▶ _Records to process_:
--------

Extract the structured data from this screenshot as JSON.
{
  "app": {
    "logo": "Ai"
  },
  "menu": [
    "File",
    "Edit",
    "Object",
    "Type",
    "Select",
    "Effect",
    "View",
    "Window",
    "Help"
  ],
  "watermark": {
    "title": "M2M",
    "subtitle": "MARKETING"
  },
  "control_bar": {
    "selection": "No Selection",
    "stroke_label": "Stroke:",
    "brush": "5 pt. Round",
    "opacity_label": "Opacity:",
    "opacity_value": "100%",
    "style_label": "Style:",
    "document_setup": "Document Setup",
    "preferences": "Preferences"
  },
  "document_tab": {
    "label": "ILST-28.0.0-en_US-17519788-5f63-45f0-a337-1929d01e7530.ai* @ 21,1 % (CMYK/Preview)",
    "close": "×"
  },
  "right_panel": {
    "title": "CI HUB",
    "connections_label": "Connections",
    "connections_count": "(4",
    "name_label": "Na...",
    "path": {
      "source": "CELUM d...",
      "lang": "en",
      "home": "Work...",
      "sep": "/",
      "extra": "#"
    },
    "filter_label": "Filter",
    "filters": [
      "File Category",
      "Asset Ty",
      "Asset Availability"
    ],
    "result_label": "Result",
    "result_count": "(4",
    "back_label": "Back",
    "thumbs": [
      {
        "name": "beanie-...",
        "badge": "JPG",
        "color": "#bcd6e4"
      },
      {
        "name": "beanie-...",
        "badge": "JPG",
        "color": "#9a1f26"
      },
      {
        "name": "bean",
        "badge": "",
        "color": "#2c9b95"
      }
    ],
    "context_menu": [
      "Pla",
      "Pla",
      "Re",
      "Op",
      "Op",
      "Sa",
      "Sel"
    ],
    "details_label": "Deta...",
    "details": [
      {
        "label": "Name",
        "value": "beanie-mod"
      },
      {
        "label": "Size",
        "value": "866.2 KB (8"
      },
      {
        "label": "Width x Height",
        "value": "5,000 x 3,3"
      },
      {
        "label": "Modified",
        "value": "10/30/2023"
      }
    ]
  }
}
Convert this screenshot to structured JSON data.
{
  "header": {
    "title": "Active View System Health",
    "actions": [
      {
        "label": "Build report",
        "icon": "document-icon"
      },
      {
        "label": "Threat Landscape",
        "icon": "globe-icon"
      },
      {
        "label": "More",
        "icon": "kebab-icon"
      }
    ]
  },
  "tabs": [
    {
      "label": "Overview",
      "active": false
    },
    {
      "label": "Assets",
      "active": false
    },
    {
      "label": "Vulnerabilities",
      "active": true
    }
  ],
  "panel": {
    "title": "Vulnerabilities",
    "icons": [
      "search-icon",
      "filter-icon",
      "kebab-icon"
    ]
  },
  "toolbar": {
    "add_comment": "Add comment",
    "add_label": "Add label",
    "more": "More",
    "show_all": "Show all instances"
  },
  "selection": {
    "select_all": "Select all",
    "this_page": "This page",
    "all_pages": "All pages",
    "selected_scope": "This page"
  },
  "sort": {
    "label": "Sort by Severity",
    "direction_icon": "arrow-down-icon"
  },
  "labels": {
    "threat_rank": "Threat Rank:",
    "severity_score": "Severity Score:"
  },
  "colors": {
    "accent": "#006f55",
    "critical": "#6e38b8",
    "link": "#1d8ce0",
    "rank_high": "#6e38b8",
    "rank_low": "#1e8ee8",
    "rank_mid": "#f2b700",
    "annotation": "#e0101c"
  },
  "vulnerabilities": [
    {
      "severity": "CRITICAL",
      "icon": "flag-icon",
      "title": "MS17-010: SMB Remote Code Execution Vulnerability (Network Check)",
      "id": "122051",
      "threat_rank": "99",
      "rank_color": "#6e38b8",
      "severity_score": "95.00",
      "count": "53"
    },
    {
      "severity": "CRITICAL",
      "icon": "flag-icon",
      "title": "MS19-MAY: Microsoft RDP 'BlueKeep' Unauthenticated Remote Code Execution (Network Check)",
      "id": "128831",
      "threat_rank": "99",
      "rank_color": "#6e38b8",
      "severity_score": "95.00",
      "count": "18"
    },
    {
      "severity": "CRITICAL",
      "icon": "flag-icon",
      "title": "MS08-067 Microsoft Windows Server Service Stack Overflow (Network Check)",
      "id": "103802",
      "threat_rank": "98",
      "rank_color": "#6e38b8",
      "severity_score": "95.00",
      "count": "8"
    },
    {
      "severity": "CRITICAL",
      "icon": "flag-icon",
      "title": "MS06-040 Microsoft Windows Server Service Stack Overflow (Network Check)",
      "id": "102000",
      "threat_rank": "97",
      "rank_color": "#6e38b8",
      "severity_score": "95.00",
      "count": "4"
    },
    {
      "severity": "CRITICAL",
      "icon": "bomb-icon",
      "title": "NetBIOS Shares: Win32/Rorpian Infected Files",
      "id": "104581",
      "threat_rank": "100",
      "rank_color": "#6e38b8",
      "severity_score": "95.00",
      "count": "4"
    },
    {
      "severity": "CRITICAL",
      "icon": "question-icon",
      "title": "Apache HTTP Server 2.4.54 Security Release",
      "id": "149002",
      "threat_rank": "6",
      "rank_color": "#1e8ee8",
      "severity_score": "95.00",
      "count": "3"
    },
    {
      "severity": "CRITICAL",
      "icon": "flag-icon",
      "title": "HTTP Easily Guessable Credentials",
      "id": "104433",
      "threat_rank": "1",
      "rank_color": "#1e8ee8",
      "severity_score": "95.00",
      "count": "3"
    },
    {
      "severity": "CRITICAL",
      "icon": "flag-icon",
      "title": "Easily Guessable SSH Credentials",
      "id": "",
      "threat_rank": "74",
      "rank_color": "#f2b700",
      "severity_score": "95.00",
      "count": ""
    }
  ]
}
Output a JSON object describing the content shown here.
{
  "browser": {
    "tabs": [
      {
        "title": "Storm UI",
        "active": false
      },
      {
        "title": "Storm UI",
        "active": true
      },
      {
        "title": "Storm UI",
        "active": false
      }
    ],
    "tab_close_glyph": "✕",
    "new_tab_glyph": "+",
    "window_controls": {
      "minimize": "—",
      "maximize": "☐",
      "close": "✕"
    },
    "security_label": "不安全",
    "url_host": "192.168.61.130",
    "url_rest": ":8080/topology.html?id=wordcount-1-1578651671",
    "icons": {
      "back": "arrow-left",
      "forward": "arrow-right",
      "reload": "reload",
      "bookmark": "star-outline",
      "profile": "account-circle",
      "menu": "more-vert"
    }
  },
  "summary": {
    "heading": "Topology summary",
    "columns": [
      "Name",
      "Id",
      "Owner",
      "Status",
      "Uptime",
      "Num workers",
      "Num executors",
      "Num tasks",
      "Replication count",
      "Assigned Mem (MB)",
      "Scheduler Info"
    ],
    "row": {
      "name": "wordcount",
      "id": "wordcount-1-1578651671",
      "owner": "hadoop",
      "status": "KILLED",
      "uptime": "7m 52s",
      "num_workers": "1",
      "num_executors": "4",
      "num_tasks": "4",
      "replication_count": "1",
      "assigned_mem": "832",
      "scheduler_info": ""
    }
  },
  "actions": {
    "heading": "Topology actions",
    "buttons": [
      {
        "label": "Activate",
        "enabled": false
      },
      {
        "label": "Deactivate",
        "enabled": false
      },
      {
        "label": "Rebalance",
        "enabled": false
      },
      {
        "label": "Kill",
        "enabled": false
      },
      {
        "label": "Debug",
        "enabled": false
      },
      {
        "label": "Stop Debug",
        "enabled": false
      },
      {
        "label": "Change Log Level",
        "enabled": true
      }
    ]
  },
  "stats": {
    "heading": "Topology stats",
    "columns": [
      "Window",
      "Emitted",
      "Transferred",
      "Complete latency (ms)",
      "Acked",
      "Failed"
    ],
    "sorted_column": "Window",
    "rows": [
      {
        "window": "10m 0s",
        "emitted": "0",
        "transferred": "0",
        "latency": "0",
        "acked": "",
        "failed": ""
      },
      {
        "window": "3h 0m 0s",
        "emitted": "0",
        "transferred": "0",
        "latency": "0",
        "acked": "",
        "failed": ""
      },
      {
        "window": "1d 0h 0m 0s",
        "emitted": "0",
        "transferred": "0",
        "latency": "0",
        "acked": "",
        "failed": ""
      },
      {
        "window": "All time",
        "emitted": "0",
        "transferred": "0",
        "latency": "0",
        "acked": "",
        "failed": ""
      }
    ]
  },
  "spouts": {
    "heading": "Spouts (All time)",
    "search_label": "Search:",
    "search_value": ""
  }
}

--------

▶ _The task_: Gather from the records above every line containing the string "screenshot".

▶ _Task output_:
Extract the structured data from this screenshot as JSON.
Convert this screenshot to structured JSON data.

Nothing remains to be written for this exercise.